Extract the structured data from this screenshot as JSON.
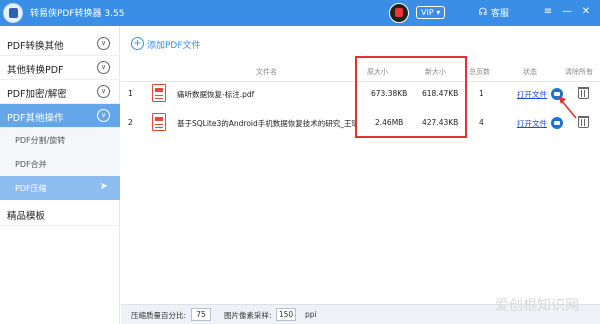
{
  "window": {
    "title": "转易侠PDF转换器 3.55",
    "vip_label": "VIP",
    "service_label": "客服",
    "minimize_glyph": "—",
    "close_glyph": "✕",
    "menu_glyph": "≡",
    "vip_dropdown_glyph": "▾",
    "service_icon": "headset-icon"
  },
  "sidebar": {
    "items": [
      {
        "label": "PDF转换其他",
        "chev": "∨"
      },
      {
        "label": "其他转换PDF",
        "chev": "∨"
      },
      {
        "label": "PDF加密/解密",
        "chev": "∨"
      },
      {
        "label": "PDF其他操作",
        "chev": "∨"
      }
    ],
    "subitems": [
      {
        "label": "PDF分割/旋转"
      },
      {
        "label": "PDF合并"
      },
      {
        "label": "PDF压缩",
        "arrow": "➤"
      }
    ],
    "last_item": {
      "label": "精品模板"
    }
  },
  "main": {
    "add_label": "添加PDF文件",
    "add_glyph": "+",
    "columns": [
      "文件名",
      "原大小",
      "新大小",
      "总页数",
      "状态",
      "清除所有"
    ],
    "rows": [
      {
        "index": "1",
        "filename": "痛听数据恢复-标注.pdf",
        "orig_size": "673.38KB",
        "new_size": "618.47KB",
        "pages": "1",
        "status_link": "打开文件"
      },
      {
        "index": "2",
        "filename": "基于SQLite3的Android手机数据恢复技术的研究_王瑶...",
        "orig_size": "2.46MB",
        "new_size": "427.43KB",
        "pages": "4",
        "status_link": "打开文件"
      }
    ]
  },
  "footer": {
    "quality_label": "压缩质量百分比:",
    "quality_value": "75",
    "sample_label": "图片像素采样:",
    "sample_value": "150",
    "sample_unit": "ppi"
  },
  "watermark": "爱创根知识网",
  "colors": {
    "accent": "#3a8ee6",
    "sidebar_active": "#65a6ea",
    "highlight": "#e23232"
  }
}
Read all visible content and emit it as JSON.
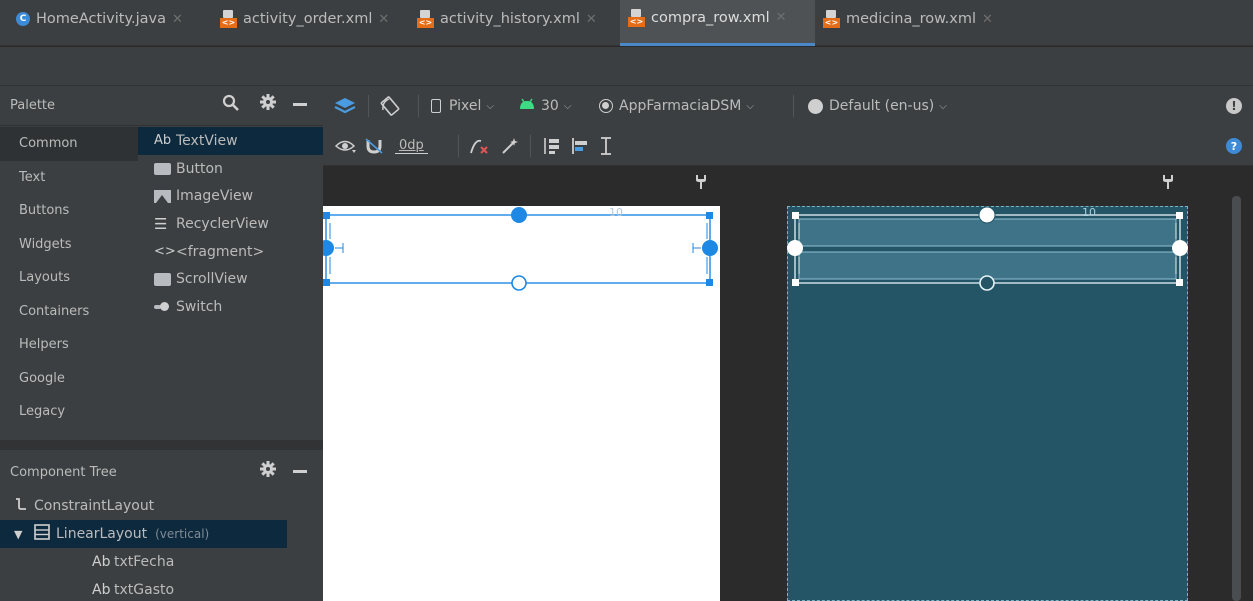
{
  "tabs": [
    {
      "label": "HomeActivity.java",
      "icon": "java-class-icon",
      "active": false
    },
    {
      "label": "activity_order.xml",
      "icon": "xml-layout-icon",
      "active": false
    },
    {
      "label": "activity_history.xml",
      "icon": "xml-layout-icon",
      "active": false
    },
    {
      "label": "compra_row.xml",
      "icon": "xml-layout-icon",
      "active": true
    },
    {
      "label": "medicina_row.xml",
      "icon": "xml-layout-icon",
      "active": false
    }
  ],
  "palette": {
    "title": "Palette",
    "categories": [
      "Common",
      "Text",
      "Buttons",
      "Widgets",
      "Layouts",
      "Containers",
      "Helpers",
      "Google",
      "Legacy"
    ],
    "selected_category": "Common",
    "items": [
      {
        "icon_text": "Ab",
        "label": "TextView"
      },
      {
        "label": "Button"
      },
      {
        "label": "ImageView"
      },
      {
        "icon_text": "☰",
        "label": "RecyclerView"
      },
      {
        "icon_text": "<>",
        "label": "<fragment>"
      },
      {
        "label": "ScrollView"
      },
      {
        "label": "Switch"
      }
    ]
  },
  "component_tree": {
    "title": "Component Tree",
    "rows": [
      {
        "label": "ConstraintLayout",
        "sub": ""
      },
      {
        "label": "LinearLayout",
        "sub": "(vertical)"
      },
      {
        "icon_text": "Ab",
        "label": "txtFecha"
      },
      {
        "icon_text": "Ab",
        "label": "txtGasto"
      }
    ]
  },
  "toolbar": {
    "device": "Pixel",
    "api": "30",
    "theme": "AppFarmaciaDSM",
    "locale": "Default (en-us)",
    "margin": "0dp",
    "warning_glyph": "!",
    "help_glyph": "?"
  },
  "canvas": {
    "margin_label": "10"
  },
  "colors": {
    "accent": "#4a88c7",
    "blueprint": "#235566",
    "selection": "#1e88e5",
    "xml_icon": "#e66d17",
    "android_green": "#3ddc84"
  }
}
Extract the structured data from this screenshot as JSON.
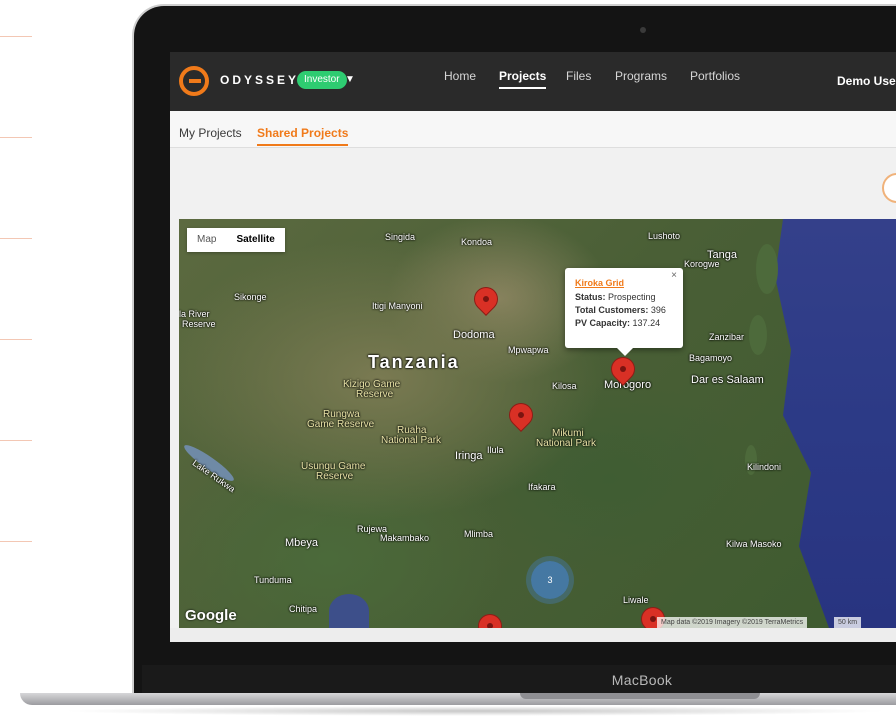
{
  "device": {
    "label": "MacBook"
  },
  "app": {
    "brand": "ODYSSEY",
    "role_badge": "Investor",
    "nav": [
      "Home",
      "Projects",
      "Files",
      "Programs",
      "Portfolios"
    ],
    "active_nav": "Projects",
    "user": "Demo User"
  },
  "subnav": {
    "tabs": [
      "My Projects",
      "Shared Projects"
    ],
    "active": "Shared Projects"
  },
  "map": {
    "type_buttons": [
      "Map",
      "Satellite"
    ],
    "selected_type": "Satellite",
    "country_label": "Tanzania",
    "labels": {
      "singida": "Singida",
      "kondoa": "Kondoa",
      "lushoto": "Lushoto",
      "korogwe": "Korogwe",
      "tanga": "Tanga",
      "sikonge": "Sikonge",
      "itigi": "Itigi Manyoni",
      "ruaha_river": "la River",
      "reserve_left": "Reserve",
      "dodoma": "Dodoma",
      "mpwapwa": "Mpwapwa",
      "zanzibar": "Zanzibar",
      "bagamoyo": "Bagamoyo",
      "kizigo": "Kizigo Game",
      "kizigo2": "Reserve",
      "kilosa": "Kilosa",
      "morogoro": "Morogoro",
      "dar": "Dar es Salaam",
      "rungwa": "Rungwa",
      "rungwa2": "Game Reserve",
      "ruaha": "Ruaha",
      "ruaha2": "National Park",
      "iringa": "Iringa",
      "ilula": "Ilula",
      "mikumi": "Mikumi",
      "mikumi2": "National Park",
      "usungu": "Usungu Game",
      "usungu2": "Reserve",
      "rukwa": "Lake Rukwa",
      "kilindoni": "Kilindoni",
      "ifakara": "Ifakara",
      "rujewa": "Rujewa",
      "makambako": "Makambako",
      "mlimba": "Mlimba",
      "mbeya": "Mbeya",
      "kilwa": "Kilwa Masoko",
      "tunduma": "Tunduma",
      "chitipa": "Chitipa",
      "liwale": "Liwale"
    },
    "cluster_count": "3",
    "info_window": {
      "title": "Kiroka Grid",
      "status_label": "Status:",
      "status_value": "Prospecting",
      "customers_label": "Total Customers:",
      "customers_value": "396",
      "pv_label": "PV Capacity:",
      "pv_value": "137.24",
      "close": "×"
    },
    "google_logo": "Google",
    "attribution": "Map data ©2019 Imagery ©2019 TerraMetrics",
    "scale": "50 km"
  }
}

[Task details]: Pictures in the records above are not copied; print everything else exactly.

[Task output]:
Extract the structured data from this screenshot as JSON.
{
  "window": {
    "title": "转易侠PDF转换器 3.55",
    "vip_label": "VIP",
    "service_label": "客服",
    "minimize_glyph": "—",
    "close_glyph": "✕",
    "menu_glyph": "≡",
    "vip_dropdown_glyph": "▾",
    "service_icon": "headset-icon"
  },
  "sidebar": {
    "items": [
      {
        "label": "PDF转换其他",
        "chev": "∨"
      },
      {
        "label": "其他转换PDF",
        "chev": "∨"
      },
      {
        "label": "PDF加密/解密",
        "chev": "∨"
      },
      {
        "label": "PDF其他操作",
        "chev": "∨"
      }
    ],
    "subitems": [
      {
        "label": "PDF分割/旋转"
      },
      {
        "label": "PDF合并"
      },
      {
        "label": "PDF压缩",
        "arrow": "➤"
      }
    ],
    "last_item": {
      "label": "精品模板"
    }
  },
  "main": {
    "add_label": "添加PDF文件",
    "add_glyph": "+",
    "columns": [
      "文件名",
      "原大小",
      "新大小",
      "总页数",
      "状态",
      "清除所有"
    ],
    "rows": [
      {
        "index": "1",
        "filename": "痛听数据恢复-标注.pdf",
        "orig_size": "673.38KB",
        "new_size": "618.47KB",
        "pages": "1",
        "status_link": "打开文件"
      },
      {
        "index": "2",
        "filename": "基于SQLite3的Android手机数据恢复技术的研究_王瑶...",
        "orig_size": "2.46MB",
        "new_size": "427.43KB",
        "pages": "4",
        "status_link": "打开文件"
      }
    ]
  },
  "footer": {
    "quality_label": "压缩质量百分比:",
    "quality_value": "75",
    "sample_label": "图片像素采样:",
    "sample_value": "150",
    "sample_unit": "ppi"
  },
  "watermark": "爱创根知识网",
  "colors": {
    "accent": "#3a8ee6",
    "sidebar_active": "#65a6ea",
    "highlight": "#e23232"
  }
}
Read all visible content and emit it as JSON.
{
  "tabs": [
    {
      "label": "HomeActivity.java",
      "icon": "java-class-icon",
      "active": false
    },
    {
      "label": "activity_order.xml",
      "icon": "xml-layout-icon",
      "active": false
    },
    {
      "label": "activity_history.xml",
      "icon": "xml-layout-icon",
      "active": false
    },
    {
      "label": "compra_row.xml",
      "icon": "xml-layout-icon",
      "active": true
    },
    {
      "label": "medicina_row.xml",
      "icon": "xml-layout-icon",
      "active": false
    }
  ],
  "palette": {
    "title": "Palette",
    "categories": [
      "Common",
      "Text",
      "Buttons",
      "Widgets",
      "Layouts",
      "Containers",
      "Helpers",
      "Google",
      "Legacy"
    ],
    "selected_category": "Common",
    "items": [
      {
        "icon_text": "Ab",
        "label": "TextView"
      },
      {
        "label": "Button"
      },
      {
        "label": "ImageView"
      },
      {
        "icon_text": "☰",
        "label": "RecyclerView"
      },
      {
        "icon_text": "<>",
        "label": "<fragment>"
      },
      {
        "label": "ScrollView"
      },
      {
        "label": "Switch"
      }
    ]
  },
  "component_tree": {
    "title": "Component Tree",
    "rows": [
      {
        "label": "ConstraintLayout",
        "sub": ""
      },
      {
        "label": "LinearLayout",
        "sub": "(vertical)"
      },
      {
        "icon_text": "Ab",
        "label": "txtFecha"
      },
      {
        "icon_text": "Ab",
        "label": "txtGasto"
      }
    ]
  },
  "toolbar": {
    "device": "Pixel",
    "api": "30",
    "theme": "AppFarmaciaDSM",
    "locale": "Default (en-us)",
    "margin": "0dp",
    "warning_glyph": "!",
    "help_glyph": "?"
  },
  "canvas": {
    "margin_label": "10"
  },
  "colors": {
    "accent": "#4a88c7",
    "blueprint": "#235566",
    "selection": "#1e88e5",
    "xml_icon": "#e66d17",
    "android_green": "#3ddc84"
  }
}
Extract the structured data from this screenshot as JSON.
{
  "device": {
    "label": "MacBook"
  },
  "app": {
    "brand": "ODYSSEY",
    "role_badge": "Investor",
    "nav": [
      "Home",
      "Projects",
      "Files",
      "Programs",
      "Portfolios"
    ],
    "active_nav": "Projects",
    "user": "Demo User"
  },
  "subnav": {
    "tabs": [
      "My Projects",
      "Shared Projects"
    ],
    "active": "Shared Projects"
  },
  "map": {
    "type_buttons": [
      "Map",
      "Satellite"
    ],
    "selected_type": "Satellite",
    "country_label": "Tanzania",
    "labels": {
      "singida": "Singida",
      "kondoa": "Kondoa",
      "lushoto": "Lushoto",
      "korogwe": "Korogwe",
      "tanga": "Tanga",
      "sikonge": "Sikonge",
      "itigi": "Itigi Manyoni",
      "ruaha_river": "la River",
      "reserve_left": "Reserve",
      "dodoma": "Dodoma",
      "mpwapwa": "Mpwapwa",
      "zanzibar": "Zanzibar",
      "bagamoyo": "Bagamoyo",
      "kizigo": "Kizigo Game",
      "kizigo2": "Reserve",
      "kilosa": "Kilosa",
      "morogoro": "Morogoro",
      "dar": "Dar es Salaam",
      "rungwa": "Rungwa",
      "rungwa2": "Game Reserve",
      "ruaha": "Ruaha",
      "ruaha2": "National Park",
      "iringa": "Iringa",
      "ilula": "Ilula",
      "mikumi": "Mikumi",
      "mikumi2": "National Park",
      "usungu": "Usungu Game",
      "usungu2": "Reserve",
      "rukwa": "Lake Rukwa",
      "kilindoni": "Kilindoni",
      "ifakara": "Ifakara",
      "rujewa": "Rujewa",
      "makambako": "Makambako",
      "mlimba": "Mlimba",
      "mbeya": "Mbeya",
      "kilwa": "Kilwa Masoko",
      "tunduma": "Tunduma",
      "chitipa": "Chitipa",
      "liwale": "Liwale"
    },
    "cluster_count": "3",
    "info_window": {
      "title": "Kiroka Grid",
      "status_label": "Status:",
      "status_value": "Prospecting",
      "customers_label": "Total Customers:",
      "customers_value": "396",
      "pv_label": "PV Capacity:",
      "pv_value": "137.24",
      "close": "×"
    },
    "google_logo": "Google",
    "attribution": "Map data ©2019 Imagery ©2019 TerraMetrics",
    "scale": "50 km"
  }
}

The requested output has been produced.